[Task details] Below are records to be output exactly, every one of them.

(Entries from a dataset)
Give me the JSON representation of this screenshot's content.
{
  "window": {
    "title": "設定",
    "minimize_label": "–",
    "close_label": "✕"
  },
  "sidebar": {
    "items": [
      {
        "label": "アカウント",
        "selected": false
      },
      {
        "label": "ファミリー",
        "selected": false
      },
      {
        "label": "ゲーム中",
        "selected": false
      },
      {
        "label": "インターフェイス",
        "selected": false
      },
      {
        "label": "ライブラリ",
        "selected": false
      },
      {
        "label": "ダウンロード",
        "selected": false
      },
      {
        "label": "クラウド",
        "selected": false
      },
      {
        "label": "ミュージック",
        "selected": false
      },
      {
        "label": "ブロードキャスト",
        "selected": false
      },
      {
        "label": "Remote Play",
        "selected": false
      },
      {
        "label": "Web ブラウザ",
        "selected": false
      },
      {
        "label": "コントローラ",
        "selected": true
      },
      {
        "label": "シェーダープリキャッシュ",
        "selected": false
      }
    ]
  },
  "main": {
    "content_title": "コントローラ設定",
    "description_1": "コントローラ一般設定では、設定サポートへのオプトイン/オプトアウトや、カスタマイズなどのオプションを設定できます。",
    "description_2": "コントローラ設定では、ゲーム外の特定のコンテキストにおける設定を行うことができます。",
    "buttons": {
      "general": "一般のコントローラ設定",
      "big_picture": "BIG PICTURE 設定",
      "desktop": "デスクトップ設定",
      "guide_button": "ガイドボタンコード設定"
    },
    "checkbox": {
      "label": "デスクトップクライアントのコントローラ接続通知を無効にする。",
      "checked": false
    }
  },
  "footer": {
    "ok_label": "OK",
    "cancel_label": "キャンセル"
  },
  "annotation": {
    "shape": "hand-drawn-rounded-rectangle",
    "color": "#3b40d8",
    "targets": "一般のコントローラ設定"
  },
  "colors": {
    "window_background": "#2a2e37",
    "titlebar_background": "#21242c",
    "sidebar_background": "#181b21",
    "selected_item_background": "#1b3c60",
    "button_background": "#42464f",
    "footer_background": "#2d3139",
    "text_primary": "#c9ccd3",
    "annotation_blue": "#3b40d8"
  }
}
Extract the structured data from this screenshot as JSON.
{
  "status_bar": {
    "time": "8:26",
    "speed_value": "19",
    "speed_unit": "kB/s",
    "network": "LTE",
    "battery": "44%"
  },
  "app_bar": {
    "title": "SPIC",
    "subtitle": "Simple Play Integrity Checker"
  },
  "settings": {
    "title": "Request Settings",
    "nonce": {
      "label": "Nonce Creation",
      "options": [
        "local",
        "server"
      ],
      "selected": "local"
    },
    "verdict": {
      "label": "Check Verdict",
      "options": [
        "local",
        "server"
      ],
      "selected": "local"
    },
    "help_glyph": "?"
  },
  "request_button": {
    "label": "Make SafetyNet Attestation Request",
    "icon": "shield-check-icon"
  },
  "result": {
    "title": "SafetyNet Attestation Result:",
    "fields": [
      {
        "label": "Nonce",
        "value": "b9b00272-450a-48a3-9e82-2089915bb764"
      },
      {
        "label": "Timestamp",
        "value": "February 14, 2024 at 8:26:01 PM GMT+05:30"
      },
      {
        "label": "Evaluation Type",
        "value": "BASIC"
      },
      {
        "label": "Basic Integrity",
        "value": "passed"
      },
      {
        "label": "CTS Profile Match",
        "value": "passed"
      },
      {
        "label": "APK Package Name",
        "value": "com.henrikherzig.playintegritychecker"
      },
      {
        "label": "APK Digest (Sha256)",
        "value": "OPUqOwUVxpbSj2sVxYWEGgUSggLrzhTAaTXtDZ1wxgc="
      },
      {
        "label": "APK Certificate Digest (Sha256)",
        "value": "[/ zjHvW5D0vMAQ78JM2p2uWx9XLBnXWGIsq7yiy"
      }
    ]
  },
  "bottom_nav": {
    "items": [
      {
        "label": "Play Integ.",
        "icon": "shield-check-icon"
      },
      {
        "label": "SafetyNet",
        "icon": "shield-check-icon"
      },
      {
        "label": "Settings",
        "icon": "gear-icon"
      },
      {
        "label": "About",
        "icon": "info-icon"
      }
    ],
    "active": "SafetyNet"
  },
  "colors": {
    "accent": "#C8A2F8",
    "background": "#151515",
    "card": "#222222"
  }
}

[Task solution]
Give me the JSON representation of this screenshot's content.
{
  "window": {
    "title": "設定",
    "minimize_label": "–",
    "close_label": "✕"
  },
  "sidebar": {
    "items": [
      {
        "label": "アカウント",
        "selected": false
      },
      {
        "label": "ファミリー",
        "selected": false
      },
      {
        "label": "ゲーム中",
        "selected": false
      },
      {
        "label": "インターフェイス",
        "selected": false
      },
      {
        "label": "ライブラリ",
        "selected": false
      },
      {
        "label": "ダウンロード",
        "selected": false
      },
      {
        "label": "クラウド",
        "selected": false
      },
      {
        "label": "ミュージック",
        "selected": false
      },
      {
        "label": "ブロードキャスト",
        "selected": false
      },
      {
        "label": "Remote Play",
        "selected": false
      },
      {
        "label": "Web ブラウザ",
        "selected": false
      },
      {
        "label": "コントローラ",
        "selected": true
      },
      {
        "label": "シェーダープリキャッシュ",
        "selected": false
      }
    ]
  },
  "main": {
    "content_title": "コントローラ設定",
    "description_1": "コントローラ一般設定では、設定サポートへのオプトイン/オプトアウトや、カスタマイズなどのオプションを設定できます。",
    "description_2": "コントローラ設定では、ゲーム外の特定のコンテキストにおける設定を行うことができます。",
    "buttons": {
      "general": "一般のコントローラ設定",
      "big_picture": "BIG PICTURE 設定",
      "desktop": "デスクトップ設定",
      "guide_button": "ガイドボタンコード設定"
    },
    "checkbox": {
      "label": "デスクトップクライアントのコントローラ接続通知を無効にする。",
      "checked": false
    }
  },
  "footer": {
    "ok_label": "OK",
    "cancel_label": "キャンセル"
  },
  "annotation": {
    "shape": "hand-drawn-rounded-rectangle",
    "color": "#3b40d8",
    "targets": "一般のコントローラ設定"
  },
  "colors": {
    "window_background": "#2a2e37",
    "titlebar_background": "#21242c",
    "sidebar_background": "#181b21",
    "selected_item_background": "#1b3c60",
    "button_background": "#42464f",
    "footer_background": "#2d3139",
    "text_primary": "#c9ccd3",
    "annotation_blue": "#3b40d8"
  }
}
Extract the structured data from this screenshot as JSON.
{
  "status_bar": {
    "time": "8:26",
    "speed_value": "19",
    "speed_unit": "kB/s",
    "network": "LTE",
    "battery": "44%"
  },
  "app_bar": {
    "title": "SPIC",
    "subtitle": "Simple Play Integrity Checker"
  },
  "settings": {
    "title": "Request Settings",
    "nonce": {
      "label": "Nonce Creation",
      "options": [
        "local",
        "server"
      ],
      "selected": "local"
    },
    "verdict": {
      "label": "Check Verdict",
      "options": [
        "local",
        "server"
      ],
      "selected": "local"
    },
    "help_glyph": "?"
  },
  "request_button": {
    "label": "Make SafetyNet Attestation Request",
    "icon": "shield-check-icon"
  },
  "result": {
    "title": "SafetyNet Attestation Result:",
    "fields": [
      {
        "label": "Nonce",
        "value": "b9b00272-450a-48a3-9e82-2089915bb764"
      },
      {
        "label": "Timestamp",
        "value": "February 14, 2024 at 8:26:01 PM GMT+05:30"
      },
      {
        "label": "Evaluation Type",
        "value": "BASIC"
      },
      {
        "label": "Basic Integrity",
        "value": "passed"
      },
      {
        "label": "CTS Profile Match",
        "value": "passed"
      },
      {
        "label": "APK Package Name",
        "value": "com.henrikherzig.playintegritychecker"
      },
      {
        "label": "APK Digest (Sha256)",
        "value": "OPUqOwUVxpbSj2sVxYWEGgUSggLrzhTAaTXtDZ1wxgc="
      },
      {
        "label": "APK Certificate Digest (Sha256)",
        "value": "[/ zjHvW5D0vMAQ78JM2p2uWx9XLBnXWGIsq7yiy"
      }
    ]
  },
  "bottom_nav": {
    "items": [
      {
        "label": "Play Integ.",
        "icon": "shield-check-icon"
      },
      {
        "label": "SafetyNet",
        "icon": "shield-check-icon"
      },
      {
        "label": "Settings",
        "icon": "gear-icon"
      },
      {
        "label": "About",
        "icon": "info-icon"
      }
    ],
    "active": "SafetyNet"
  },
  "colors": {
    "accent": "#C8A2F8",
    "background": "#151515",
    "card": "#222222"
  }
}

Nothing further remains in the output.